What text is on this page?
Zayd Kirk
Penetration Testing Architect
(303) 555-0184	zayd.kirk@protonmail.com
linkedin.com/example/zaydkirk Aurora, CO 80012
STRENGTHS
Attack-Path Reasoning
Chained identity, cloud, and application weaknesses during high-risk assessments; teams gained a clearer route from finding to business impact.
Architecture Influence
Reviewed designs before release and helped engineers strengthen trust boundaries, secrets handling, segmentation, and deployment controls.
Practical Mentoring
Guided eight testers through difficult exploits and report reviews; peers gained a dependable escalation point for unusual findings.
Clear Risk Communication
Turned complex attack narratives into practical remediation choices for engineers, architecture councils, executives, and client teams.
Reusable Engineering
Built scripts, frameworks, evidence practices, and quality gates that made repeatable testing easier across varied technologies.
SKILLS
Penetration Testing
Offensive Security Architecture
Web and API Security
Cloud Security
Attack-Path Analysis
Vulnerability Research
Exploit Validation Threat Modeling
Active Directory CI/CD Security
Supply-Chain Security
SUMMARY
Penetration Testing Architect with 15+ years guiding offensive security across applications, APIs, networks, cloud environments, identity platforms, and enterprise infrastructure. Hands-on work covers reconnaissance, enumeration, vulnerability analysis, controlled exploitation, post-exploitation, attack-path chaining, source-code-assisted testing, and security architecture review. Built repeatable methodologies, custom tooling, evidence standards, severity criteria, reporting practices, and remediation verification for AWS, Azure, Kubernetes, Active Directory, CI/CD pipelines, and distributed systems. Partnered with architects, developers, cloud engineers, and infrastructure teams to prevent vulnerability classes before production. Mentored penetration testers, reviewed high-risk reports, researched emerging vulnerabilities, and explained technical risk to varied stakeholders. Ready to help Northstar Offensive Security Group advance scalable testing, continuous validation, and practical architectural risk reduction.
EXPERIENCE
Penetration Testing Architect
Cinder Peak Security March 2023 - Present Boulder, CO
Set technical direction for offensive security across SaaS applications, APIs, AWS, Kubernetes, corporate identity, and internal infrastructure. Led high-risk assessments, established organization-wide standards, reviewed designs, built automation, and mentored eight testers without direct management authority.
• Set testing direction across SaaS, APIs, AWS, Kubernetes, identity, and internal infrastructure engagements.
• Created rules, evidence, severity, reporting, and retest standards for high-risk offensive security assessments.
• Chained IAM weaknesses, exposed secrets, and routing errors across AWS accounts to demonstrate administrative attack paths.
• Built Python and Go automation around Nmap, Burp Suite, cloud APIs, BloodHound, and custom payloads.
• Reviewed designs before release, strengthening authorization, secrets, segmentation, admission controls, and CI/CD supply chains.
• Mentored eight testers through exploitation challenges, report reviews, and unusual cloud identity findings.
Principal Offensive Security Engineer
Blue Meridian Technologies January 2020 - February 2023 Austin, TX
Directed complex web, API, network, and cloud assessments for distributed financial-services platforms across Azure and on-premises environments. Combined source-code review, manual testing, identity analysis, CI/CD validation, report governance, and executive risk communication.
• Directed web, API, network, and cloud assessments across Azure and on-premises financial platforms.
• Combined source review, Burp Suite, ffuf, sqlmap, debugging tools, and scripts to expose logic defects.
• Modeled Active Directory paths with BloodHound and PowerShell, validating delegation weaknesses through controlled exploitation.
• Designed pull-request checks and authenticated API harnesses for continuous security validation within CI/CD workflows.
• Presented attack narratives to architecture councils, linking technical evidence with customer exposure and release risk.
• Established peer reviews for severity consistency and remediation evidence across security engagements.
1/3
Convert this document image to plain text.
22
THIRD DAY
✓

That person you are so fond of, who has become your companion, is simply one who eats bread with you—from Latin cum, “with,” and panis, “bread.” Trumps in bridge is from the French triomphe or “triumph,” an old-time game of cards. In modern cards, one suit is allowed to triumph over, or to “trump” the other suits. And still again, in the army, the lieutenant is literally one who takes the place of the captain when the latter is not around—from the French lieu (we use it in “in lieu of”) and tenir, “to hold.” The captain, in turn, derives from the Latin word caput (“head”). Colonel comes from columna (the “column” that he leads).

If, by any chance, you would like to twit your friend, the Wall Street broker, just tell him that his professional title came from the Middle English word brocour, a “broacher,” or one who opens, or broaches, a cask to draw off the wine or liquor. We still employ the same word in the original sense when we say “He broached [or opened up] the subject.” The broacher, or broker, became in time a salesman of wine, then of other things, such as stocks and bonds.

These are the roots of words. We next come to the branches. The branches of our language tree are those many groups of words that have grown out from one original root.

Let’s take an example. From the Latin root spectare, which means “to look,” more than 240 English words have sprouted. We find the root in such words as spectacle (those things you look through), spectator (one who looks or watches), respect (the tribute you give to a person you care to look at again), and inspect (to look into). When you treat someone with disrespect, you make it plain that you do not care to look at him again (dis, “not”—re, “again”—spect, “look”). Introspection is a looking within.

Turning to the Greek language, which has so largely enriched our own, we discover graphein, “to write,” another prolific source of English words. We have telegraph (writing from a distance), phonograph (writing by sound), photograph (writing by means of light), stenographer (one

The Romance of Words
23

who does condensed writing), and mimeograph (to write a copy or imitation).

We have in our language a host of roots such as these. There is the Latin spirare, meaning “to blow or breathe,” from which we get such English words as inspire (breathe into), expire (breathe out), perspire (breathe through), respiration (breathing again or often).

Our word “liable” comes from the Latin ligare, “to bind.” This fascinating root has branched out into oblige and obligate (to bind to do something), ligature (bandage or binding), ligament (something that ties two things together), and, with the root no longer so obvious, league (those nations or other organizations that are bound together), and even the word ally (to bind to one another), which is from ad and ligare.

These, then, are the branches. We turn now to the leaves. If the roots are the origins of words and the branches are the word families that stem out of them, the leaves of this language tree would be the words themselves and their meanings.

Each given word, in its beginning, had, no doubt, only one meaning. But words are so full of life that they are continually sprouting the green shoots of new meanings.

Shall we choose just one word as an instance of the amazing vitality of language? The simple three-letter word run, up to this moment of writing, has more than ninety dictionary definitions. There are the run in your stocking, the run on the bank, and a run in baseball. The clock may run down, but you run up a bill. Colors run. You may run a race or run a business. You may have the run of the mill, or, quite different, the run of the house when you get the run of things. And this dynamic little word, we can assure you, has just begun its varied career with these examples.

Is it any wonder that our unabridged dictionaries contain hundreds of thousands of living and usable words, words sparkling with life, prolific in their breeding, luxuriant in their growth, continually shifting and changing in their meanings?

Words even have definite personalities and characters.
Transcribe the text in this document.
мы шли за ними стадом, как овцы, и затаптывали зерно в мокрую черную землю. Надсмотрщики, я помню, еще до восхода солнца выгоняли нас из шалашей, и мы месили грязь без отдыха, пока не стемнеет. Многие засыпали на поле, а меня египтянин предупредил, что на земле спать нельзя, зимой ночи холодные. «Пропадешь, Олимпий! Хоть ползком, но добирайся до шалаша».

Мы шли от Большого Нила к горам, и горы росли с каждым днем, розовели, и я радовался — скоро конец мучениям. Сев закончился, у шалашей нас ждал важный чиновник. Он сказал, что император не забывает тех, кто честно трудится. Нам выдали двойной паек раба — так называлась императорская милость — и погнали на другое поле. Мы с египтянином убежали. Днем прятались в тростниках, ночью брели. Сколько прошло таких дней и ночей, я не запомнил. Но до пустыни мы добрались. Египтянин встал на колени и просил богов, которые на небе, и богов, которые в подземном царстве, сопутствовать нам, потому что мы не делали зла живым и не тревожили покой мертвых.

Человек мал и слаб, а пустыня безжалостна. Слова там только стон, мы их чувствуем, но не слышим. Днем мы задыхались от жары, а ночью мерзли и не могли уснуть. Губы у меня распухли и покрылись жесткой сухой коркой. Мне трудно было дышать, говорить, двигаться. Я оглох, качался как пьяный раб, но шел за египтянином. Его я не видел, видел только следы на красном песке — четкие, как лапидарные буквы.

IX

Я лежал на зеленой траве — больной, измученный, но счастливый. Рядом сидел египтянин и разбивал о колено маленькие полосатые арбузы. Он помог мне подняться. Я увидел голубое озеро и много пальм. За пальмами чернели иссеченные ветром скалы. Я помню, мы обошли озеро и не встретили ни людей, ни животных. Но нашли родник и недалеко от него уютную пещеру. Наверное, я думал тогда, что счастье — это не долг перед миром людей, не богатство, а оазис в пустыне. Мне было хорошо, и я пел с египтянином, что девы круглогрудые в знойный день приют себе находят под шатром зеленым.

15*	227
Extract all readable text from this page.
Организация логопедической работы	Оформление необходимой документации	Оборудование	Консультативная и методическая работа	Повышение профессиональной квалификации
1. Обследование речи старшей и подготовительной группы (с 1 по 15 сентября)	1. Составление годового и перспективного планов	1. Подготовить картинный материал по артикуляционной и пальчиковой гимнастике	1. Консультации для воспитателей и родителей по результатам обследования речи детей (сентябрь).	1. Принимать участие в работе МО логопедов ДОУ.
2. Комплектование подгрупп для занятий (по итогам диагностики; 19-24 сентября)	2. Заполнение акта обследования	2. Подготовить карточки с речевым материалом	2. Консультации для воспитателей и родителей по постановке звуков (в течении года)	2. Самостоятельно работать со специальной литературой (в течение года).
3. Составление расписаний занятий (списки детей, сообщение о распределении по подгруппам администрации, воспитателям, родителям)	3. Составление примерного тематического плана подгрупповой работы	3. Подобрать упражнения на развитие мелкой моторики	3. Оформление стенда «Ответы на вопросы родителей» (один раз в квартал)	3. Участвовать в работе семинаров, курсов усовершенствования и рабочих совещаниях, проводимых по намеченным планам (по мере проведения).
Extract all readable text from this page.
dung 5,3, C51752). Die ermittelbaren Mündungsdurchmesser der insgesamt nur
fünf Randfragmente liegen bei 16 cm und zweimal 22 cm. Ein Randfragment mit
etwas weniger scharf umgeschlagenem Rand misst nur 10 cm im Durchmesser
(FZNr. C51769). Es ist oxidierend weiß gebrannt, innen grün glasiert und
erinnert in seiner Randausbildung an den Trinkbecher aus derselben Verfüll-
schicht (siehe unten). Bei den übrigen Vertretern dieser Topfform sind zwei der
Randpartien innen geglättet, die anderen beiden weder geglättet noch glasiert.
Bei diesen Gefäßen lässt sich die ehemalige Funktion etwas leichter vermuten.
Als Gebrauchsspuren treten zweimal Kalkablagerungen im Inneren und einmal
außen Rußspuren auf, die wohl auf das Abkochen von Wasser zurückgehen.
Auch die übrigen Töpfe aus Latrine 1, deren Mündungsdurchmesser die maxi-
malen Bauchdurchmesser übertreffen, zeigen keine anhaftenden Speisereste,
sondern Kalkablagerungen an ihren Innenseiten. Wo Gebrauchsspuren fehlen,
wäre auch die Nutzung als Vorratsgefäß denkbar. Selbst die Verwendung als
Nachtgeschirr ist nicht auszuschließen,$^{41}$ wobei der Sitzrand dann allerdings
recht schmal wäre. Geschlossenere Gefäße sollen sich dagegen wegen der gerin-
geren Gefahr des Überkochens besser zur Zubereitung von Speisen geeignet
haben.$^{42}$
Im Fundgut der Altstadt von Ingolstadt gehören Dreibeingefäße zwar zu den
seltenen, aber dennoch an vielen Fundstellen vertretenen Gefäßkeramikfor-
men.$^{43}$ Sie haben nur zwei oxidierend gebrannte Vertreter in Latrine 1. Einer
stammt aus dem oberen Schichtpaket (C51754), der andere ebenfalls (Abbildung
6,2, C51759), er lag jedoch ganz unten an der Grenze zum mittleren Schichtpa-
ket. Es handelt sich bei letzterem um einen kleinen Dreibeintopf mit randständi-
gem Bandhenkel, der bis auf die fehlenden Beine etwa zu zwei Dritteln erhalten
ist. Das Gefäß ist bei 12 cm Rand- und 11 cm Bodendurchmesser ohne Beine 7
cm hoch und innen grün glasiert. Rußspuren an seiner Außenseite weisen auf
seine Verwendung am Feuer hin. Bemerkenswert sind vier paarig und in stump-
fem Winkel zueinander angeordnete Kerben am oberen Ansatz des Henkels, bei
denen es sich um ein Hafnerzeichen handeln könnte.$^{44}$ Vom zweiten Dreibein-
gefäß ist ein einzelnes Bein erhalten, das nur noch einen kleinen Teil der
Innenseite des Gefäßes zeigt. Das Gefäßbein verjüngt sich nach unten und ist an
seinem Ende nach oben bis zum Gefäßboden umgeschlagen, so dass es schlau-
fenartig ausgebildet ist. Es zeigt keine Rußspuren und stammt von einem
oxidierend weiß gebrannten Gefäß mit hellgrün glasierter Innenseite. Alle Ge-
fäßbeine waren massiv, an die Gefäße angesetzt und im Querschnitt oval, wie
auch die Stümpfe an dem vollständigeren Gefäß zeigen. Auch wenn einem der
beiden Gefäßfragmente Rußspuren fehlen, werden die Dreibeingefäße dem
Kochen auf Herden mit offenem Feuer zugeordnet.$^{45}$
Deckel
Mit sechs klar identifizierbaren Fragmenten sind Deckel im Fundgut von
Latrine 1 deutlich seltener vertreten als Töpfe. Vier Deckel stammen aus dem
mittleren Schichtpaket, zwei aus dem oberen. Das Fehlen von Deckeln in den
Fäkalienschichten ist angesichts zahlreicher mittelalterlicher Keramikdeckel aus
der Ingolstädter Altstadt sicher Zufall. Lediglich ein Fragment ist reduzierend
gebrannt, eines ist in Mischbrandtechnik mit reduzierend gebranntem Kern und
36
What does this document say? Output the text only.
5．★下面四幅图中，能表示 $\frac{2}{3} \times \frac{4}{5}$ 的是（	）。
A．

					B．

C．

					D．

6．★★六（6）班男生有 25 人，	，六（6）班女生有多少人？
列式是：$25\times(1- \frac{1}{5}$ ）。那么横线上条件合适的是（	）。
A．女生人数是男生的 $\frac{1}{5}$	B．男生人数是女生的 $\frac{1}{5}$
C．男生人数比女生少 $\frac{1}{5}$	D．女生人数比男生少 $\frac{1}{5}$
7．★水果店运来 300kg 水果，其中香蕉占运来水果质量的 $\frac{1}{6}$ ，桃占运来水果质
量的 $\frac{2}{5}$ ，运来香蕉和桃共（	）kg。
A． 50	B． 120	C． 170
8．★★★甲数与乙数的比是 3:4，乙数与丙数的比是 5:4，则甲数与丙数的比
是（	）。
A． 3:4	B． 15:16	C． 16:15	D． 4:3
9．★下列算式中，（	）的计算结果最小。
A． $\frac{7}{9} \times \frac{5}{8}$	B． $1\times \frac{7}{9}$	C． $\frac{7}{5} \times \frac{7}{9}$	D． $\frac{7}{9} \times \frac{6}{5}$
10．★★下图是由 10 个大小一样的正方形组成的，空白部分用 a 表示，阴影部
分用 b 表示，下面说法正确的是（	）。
^^^^
Using the material above, copy every line in which the string "Feuer" occurs.

seine Verwendung am Feuer hin. Bemerkenswert sind vier paarig und in stump-
Kochen auf Herden mit offenem Feuer zugeordnet.$^{45}$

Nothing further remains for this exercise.